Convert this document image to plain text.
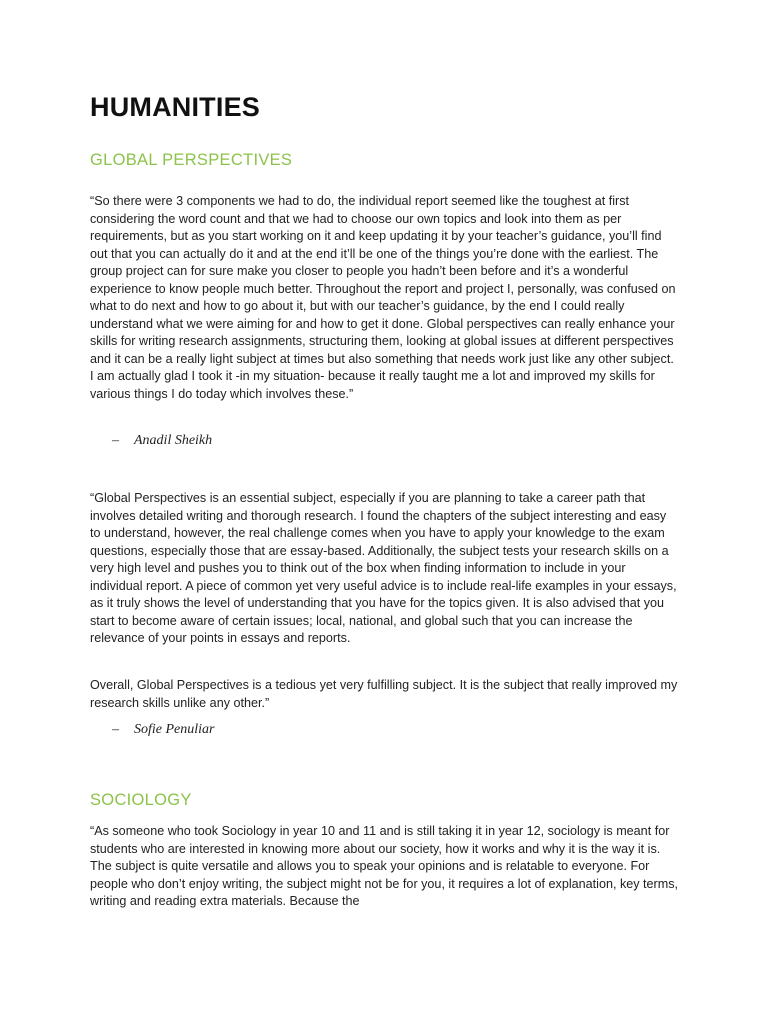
HUMANITIES
GLOBAL PERSPECTIVES

“So there were 3 components we had to do, the individual report seemed like the toughest at first considering the word count and that we had to choose our own topics and look into them as per requirements, but as you start working on it and keep updating it by your teacher’s guidance, you’ll find out that you can actually do it and at the end it’ll be one of the things you’re done with the earliest. The group project can for sure make you closer to people you hadn’t been before and it’s a wonderful experience to know people much better. Throughout the report and project I, personally, was confused on what to do next and how to go about it, but with our teacher’s guidance, by the end I could really understand what we were aiming for and how to get it done. Global perspectives can really enhance your skills for writing research assignments, structuring them, looking at global issues at different perspectives and it can be a really light subject at times but also something that needs work just like any other subject. I am actually glad I took it -in my situation- because it really taught me a lot and improved my skills for various things I do today which involves these.”

– Anadil Sheikh

“Global Perspectives is an essential subject, especially if you are planning to take a career path that involves detailed writing and thorough research. I found the chapters of the subject interesting and easy to understand, however, the real challenge comes when you have to apply your knowledge to the exam questions, especially those that are essay-based. Additionally, the subject tests your research skills on a very high level and pushes you to think out of the box when finding information to include in your individual report. A piece of common yet very useful advice is to include real-life examples in your essays, as it truly shows the level of understanding that you have for the topics given. It is also advised that you start to become aware of certain issues; local, national, and global such that you can increase the relevance of your points in essays and reports.

Overall, Global Perspectives is a tedious yet very fulfilling subject. It is the subject that really improved my research skills unlike any other.”

– Sofie Penuliar
SOCIOLOGY

“As someone who took Sociology in year 10 and 11 and is still taking it in year 12, sociology is meant for students who are interested in knowing more about our society, how it works and why it is the way it is. The subject is quite versatile and allows you to speak your opinions and is relatable to everyone. For people who don’t enjoy writing, the subject might not be for you, it requires a lot of explanation, key terms, writing and reading extra materials. Because the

■ WRITTEN TASK ■
The records above must be transcribed exactly. Pictures are left out of the copy.

■ CORRECT ANSWER ■
Convert this document image to plain text.
HUMANITIES
GLOBAL PERSPECTIVES

“So there were 3 components we had to do, the individual report seemed like the toughest at first considering the word count and that we had to choose our own topics and look into them as per requirements, but as you start working on it and keep updating it by your teacher’s guidance, you’ll find out that you can actually do it and at the end it’ll be one of the things you’re done with the earliest. The group project can for sure make you closer to people you hadn’t been before and it’s a wonderful experience to know people much better. Throughout the report and project I, personally, was confused on what to do next and how to go about it, but with our teacher’s guidance, by the end I could really understand what we were aiming for and how to get it done. Global perspectives can really enhance your skills for writing research assignments, structuring them, looking at global issues at different perspectives and it can be a really light subject at times but also something that needs work just like any other subject. I am actually glad I took it -in my situation- because it really taught me a lot and improved my skills for various things I do today which involves these.”

– Anadil Sheikh

“Global Perspectives is an essential subject, especially if you are planning to take a career path that involves detailed writing and thorough research. I found the chapters of the subject interesting and easy to understand, however, the real challenge comes when you have to apply your knowledge to the exam questions, especially those that are essay-based. Additionally, the subject tests your research skills on a very high level and pushes you to think out of the box when finding information to include in your individual report. A piece of common yet very useful advice is to include real-life examples in your essays, as it truly shows the level of understanding that you have for the topics given. It is also advised that you start to become aware of certain issues; local, national, and global such that you can increase the relevance of your points in essays and reports.

Overall, Global Perspectives is a tedious yet very fulfilling subject. It is the subject that really improved my research skills unlike any other.”

– Sofie Penuliar
SOCIOLOGY

“As someone who took Sociology in year 10 and 11 and is still taking it in year 12, sociology is meant for students who are interested in knowing more about our society, how it works and why it is the way it is. The subject is quite versatile and allows you to speak your opinions and is relatable to everyone. For people who don’t enjoy writing, the subject might not be for you, it requires a lot of explanation, key terms, writing and reading extra materials. Because the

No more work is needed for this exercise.